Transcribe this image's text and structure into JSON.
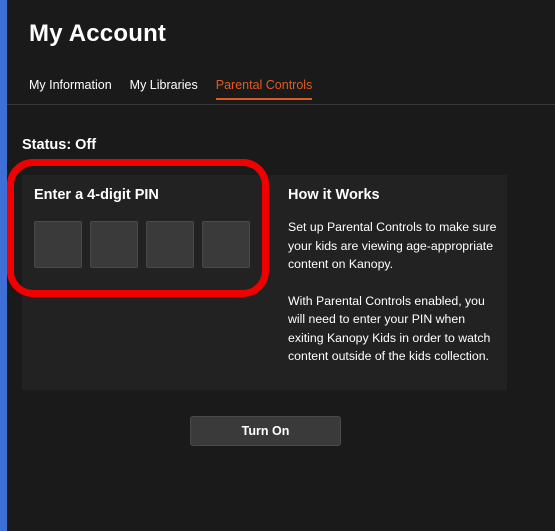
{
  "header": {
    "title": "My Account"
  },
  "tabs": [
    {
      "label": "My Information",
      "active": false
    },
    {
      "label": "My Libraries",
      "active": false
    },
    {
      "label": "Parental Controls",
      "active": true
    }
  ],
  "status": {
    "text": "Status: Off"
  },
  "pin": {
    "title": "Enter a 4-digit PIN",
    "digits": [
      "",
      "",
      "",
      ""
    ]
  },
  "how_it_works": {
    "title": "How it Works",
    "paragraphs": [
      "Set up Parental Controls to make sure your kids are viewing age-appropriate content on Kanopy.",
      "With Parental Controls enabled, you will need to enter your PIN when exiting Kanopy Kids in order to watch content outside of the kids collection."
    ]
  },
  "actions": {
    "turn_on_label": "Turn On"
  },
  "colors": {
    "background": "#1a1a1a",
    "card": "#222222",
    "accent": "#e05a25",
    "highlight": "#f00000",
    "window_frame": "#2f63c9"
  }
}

# # #

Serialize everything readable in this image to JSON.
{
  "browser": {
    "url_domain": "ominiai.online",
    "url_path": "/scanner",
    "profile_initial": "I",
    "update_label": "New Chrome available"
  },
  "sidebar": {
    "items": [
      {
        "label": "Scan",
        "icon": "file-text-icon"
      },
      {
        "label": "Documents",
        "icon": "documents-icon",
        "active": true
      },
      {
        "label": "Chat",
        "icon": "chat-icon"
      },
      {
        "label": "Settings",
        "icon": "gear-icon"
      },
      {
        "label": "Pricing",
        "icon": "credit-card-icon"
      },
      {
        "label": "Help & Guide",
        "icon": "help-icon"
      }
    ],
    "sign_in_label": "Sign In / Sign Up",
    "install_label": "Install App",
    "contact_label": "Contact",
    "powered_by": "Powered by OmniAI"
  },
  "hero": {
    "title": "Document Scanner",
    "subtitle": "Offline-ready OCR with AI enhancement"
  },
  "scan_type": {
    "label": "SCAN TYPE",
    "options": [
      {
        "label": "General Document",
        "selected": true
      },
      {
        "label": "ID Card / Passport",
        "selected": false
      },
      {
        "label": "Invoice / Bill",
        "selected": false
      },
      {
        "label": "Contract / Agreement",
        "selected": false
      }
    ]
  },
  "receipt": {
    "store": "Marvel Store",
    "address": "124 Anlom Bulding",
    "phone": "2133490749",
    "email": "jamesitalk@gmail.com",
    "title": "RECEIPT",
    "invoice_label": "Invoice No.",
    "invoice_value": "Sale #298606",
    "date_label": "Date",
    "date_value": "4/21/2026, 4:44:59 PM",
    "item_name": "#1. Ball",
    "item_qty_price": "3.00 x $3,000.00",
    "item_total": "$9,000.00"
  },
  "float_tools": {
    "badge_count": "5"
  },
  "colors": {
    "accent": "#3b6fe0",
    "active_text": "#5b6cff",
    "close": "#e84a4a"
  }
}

# # #

● EXERCISE INSTRUCTIONS
Search the entries for the word "image", then list each line that holds it.

● EXERCISE ANSWER
Transcribe this image's text and structure into JSON.
Serialize everything readable in this image to JSON.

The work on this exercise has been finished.